● TO BE DONE
Reproduce the data verbatim from its first line down to the line that contains "label-text: Border Collie (83, 41, 167, 56)", including both.

● EXTRACTED RECORDS

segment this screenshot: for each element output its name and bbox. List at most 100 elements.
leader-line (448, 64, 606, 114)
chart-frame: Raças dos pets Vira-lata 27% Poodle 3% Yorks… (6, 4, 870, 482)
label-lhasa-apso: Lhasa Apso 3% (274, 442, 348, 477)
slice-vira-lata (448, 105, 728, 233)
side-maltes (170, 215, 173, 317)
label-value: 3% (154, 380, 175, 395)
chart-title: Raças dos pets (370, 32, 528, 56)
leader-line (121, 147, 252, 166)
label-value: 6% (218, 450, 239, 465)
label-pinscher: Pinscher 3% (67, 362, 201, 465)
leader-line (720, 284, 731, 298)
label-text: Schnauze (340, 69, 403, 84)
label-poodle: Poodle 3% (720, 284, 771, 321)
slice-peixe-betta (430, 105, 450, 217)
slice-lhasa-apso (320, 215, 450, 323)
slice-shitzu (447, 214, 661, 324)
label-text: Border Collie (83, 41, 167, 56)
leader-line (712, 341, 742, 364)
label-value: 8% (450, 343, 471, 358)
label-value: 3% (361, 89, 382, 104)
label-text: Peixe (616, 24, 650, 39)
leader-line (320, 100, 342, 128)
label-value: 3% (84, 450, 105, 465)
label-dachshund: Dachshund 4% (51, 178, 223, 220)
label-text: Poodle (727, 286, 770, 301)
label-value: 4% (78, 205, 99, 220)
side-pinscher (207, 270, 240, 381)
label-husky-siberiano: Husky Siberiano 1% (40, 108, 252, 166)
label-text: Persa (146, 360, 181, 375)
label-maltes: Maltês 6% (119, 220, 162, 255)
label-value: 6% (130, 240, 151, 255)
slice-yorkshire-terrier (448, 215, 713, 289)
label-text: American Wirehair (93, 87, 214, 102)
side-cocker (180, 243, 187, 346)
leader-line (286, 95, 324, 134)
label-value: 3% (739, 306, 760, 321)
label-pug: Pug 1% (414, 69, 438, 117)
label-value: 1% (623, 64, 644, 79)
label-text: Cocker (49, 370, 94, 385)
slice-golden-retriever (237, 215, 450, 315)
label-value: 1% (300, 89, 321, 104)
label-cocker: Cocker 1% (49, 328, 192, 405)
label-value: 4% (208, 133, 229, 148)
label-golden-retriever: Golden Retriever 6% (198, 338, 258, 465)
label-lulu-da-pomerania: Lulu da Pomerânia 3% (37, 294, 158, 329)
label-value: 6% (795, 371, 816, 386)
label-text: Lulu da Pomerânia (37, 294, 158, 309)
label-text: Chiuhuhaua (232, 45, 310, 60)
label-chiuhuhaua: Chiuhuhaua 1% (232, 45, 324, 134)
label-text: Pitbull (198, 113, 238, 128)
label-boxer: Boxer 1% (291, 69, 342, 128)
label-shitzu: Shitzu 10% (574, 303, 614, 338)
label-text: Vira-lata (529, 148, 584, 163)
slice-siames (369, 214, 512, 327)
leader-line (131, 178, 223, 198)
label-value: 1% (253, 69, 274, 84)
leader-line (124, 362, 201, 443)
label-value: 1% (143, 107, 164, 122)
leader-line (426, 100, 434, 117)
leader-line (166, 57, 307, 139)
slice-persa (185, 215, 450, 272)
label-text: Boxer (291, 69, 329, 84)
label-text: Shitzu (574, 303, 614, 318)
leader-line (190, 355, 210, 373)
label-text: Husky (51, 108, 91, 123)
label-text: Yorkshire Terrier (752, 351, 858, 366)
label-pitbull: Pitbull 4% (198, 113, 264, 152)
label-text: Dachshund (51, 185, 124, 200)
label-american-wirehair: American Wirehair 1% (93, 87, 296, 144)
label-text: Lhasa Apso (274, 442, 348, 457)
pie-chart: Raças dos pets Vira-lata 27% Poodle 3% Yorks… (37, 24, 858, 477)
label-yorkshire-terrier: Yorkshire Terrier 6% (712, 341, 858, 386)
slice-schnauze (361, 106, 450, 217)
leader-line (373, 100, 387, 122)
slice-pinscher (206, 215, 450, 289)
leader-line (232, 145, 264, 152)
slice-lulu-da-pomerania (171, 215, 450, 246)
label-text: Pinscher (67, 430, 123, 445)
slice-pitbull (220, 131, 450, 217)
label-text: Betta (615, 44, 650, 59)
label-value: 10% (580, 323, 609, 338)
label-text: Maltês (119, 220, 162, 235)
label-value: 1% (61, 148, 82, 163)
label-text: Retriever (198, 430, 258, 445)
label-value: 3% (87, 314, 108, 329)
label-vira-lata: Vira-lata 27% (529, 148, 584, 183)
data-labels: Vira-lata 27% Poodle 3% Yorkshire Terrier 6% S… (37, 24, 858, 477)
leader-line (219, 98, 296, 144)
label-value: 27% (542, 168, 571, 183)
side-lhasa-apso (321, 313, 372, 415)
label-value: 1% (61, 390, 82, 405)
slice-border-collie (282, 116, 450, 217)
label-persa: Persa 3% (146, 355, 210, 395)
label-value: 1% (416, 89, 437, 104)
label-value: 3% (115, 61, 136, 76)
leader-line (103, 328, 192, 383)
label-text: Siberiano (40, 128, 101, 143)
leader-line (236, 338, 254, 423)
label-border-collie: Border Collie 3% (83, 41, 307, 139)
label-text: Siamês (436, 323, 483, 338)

● COMPLETED TASK
segment this screenshot: for each element output its name and bbox. List at most 100 elements.
leader-line (448, 64, 606, 114)
chart-frame: Raças dos pets Vira-lata 27% Poodle 3% Yorks… (6, 4, 870, 482)
label-lhasa-apso: Lhasa Apso 3% (274, 442, 348, 477)
slice-vira-lata (448, 105, 728, 233)
side-maltes (170, 215, 173, 317)
label-value: 3% (154, 380, 175, 395)
chart-title: Raças dos pets (370, 32, 528, 56)
leader-line (121, 147, 252, 166)
label-value: 6% (218, 450, 239, 465)
label-pinscher: Pinscher 3% (67, 362, 201, 465)
leader-line (720, 284, 731, 298)
label-text: Schnauze (340, 69, 403, 84)
label-poodle: Poodle 3% (720, 284, 771, 321)
slice-peixe-betta (430, 105, 450, 217)
slice-lhasa-apso (320, 215, 450, 323)
slice-shitzu (447, 214, 661, 324)
label-text: Border Collie (83, 41, 167, 56)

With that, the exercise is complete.